Directives:
1. Retype the records word for word, starting at the first line of the records and ending with the line that contains "data-point-central-america [459, 428, 478, 447]", including both of those lines.
2. Continue the passage about Canada's cluster munitions legislation from the point where it stops.
══ Passage
Banning cluster bombs, which have killed and maimed hundreds of thousands of civilians and very few soldiers, has been a cause close to the Vatican’s heart. The Holy See was part of a core group of countries that steered the Oslo process which produced the treaty — a role Canada had assumed a decade earlier with the anti-personnel land mines treaty.

Pope Benedict XVI has spoken several times about the immorality of cluster bombs. When the Convention entered into force in 2010, Benedict exhorted all states to comply with the treaty.

“The international community has demonstrated wisdom, foresight and the capacity to pursue a meaningful result in the field of disarmament and international human rights,” he said Aug. 1, 2010. “The logic of peace is stronger than the logic of war, which in every case must have as an insurmountable limit the protection and preservation of the civil population and particularly the most vulnerable people.”

“The moral issue is that if you’ve got a ban, a complete ban, and you’ve signed a treaty that says you support the concept of a complete ban, then how can you morally justify coming back and say ‘Yes, we ban this, but...’ ” said Mines Action Canada executive director Paul Hannon. “You can’t have it both ways. It’s morally ambiguous. You want to ban something and you want to help somebody use it.”

The exceptions in Bill S-10 are based on Article 21 of the Convention — an article that Turcotte himself wrote. Article 21 was intended to allow NATO countries to continue to work with U.S. forces. The United States, Israel, Pakistan, North Korea, China and Russia are the major non-signatory states.

“The scope of the exceptions was very narrow,” said John Seibert, executive director of Project Ploughshares, an ecumenical think tank on defence and disarmament issues.

“This is a wide open door... It really defeats the primary purpose of the treaty.”

“The Prohibiting Cluster Munitions Act fully implements Canada’s commitments to the Convention, and strikes a good balance between humanitarian obligations while preserving our national security and defence interests,” the foreign affairs media department told The Catholic Register in an e-mail. “Canada’s position is based on Canada’s own humanitarian and security and defence requirements.”
════
══ Records to process
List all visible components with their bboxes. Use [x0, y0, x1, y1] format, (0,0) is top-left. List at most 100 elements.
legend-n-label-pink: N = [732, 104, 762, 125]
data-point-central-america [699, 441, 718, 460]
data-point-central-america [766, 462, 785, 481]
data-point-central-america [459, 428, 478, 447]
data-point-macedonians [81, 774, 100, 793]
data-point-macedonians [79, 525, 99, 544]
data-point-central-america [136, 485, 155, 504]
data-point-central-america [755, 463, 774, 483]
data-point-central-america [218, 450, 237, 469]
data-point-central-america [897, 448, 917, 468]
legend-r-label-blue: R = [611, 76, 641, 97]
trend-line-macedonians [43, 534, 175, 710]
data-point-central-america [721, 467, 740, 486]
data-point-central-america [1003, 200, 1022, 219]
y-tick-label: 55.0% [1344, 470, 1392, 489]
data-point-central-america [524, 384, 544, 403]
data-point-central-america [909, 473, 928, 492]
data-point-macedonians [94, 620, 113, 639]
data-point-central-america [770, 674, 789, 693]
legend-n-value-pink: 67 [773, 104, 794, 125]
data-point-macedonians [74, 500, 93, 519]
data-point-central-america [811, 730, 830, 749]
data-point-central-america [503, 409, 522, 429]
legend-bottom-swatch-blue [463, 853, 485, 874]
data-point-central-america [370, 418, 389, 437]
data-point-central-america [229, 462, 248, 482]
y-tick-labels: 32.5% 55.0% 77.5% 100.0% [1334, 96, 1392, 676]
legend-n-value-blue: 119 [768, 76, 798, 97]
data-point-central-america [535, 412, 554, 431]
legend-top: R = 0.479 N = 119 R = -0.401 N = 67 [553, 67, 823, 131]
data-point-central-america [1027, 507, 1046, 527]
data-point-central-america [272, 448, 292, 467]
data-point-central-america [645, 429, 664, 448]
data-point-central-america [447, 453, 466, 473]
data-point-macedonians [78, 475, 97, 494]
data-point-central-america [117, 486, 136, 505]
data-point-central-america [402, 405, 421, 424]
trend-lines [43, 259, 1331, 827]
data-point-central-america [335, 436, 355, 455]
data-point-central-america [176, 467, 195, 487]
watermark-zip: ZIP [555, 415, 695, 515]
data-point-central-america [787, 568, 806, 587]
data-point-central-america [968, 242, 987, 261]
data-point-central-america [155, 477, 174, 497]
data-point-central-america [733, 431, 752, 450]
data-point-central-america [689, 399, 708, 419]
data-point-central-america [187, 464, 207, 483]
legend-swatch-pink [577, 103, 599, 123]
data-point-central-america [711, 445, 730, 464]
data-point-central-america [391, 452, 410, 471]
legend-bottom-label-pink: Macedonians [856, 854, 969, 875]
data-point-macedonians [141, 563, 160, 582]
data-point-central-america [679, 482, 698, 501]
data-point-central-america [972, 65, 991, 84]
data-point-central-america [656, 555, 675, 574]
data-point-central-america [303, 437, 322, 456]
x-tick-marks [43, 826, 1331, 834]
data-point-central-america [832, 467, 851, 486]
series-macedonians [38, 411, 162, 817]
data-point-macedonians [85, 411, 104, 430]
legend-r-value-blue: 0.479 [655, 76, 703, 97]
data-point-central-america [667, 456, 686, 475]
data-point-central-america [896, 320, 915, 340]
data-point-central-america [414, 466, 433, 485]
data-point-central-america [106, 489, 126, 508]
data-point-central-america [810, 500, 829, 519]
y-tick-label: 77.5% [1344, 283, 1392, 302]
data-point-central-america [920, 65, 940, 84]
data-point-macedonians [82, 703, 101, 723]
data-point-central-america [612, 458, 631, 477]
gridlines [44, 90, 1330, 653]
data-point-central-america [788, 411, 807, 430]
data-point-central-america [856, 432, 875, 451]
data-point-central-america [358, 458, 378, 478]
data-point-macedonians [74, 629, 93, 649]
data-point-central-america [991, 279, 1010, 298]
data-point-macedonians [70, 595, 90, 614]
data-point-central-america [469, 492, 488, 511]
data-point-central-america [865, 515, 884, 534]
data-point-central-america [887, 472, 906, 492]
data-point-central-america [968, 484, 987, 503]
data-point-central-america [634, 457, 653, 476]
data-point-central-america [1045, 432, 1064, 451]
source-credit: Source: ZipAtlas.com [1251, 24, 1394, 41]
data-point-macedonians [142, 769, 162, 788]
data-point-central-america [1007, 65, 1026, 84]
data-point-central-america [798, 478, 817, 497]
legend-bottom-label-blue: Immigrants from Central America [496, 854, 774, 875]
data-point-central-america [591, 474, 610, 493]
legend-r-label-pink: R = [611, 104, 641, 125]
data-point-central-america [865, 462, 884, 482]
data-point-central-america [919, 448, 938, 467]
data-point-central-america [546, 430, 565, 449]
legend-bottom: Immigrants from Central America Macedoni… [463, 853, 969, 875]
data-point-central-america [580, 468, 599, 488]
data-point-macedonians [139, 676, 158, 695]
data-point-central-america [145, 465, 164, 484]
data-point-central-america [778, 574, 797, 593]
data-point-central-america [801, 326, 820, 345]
════
Responses per task:
1.
List all visible components with their bboxes. Use [x0, y0, x1, y1] format, (0,0) is top-left. List at most 100 elements.
legend-n-label-pink: N = [732, 104, 762, 125]
data-point-central-america [699, 441, 718, 460]
data-point-central-america [766, 462, 785, 481]
data-point-central-america [459, 428, 478, 447]

2.
The media lines from the government are illogical, according to Turcotte.

“This makes no military sense and no moral sense,” he said. “Whether it’s a sin of commission or a sin of omission, when one is using a weapon with full knowledge that it is going to cause extensive collateral damage both at the time of use and also post-conflict because of the high dud rate, then as far as I’m concerned that’s an abrogation of our responsibilities under military law, let alone humanitarian law.”

One academic study found that 98 per cent of all recorded casualties from cluster munitions have been civilians. The Geneva Conventions require soldiers to ensure civilians are not targeted, said Turcotte.

Asked whether cluster munitions are immoral, foreign affairs answered: “They have been used in approximately 34 countries and territories to date, often with devastating impact on civilians due to their wide-area effect and to sub-munitions failing to explode.”

Hannon believes the Department of National Defence never wanted the treaty and won out in interdepartmental lobbying over the enabling legislation.

“Then they just got carried away and started saying not only would clusters be allowed to be used but we would assist in using them. I think they’re playing, they’re twisting around legal definitions and creating a legal pretzel,” Hannon said.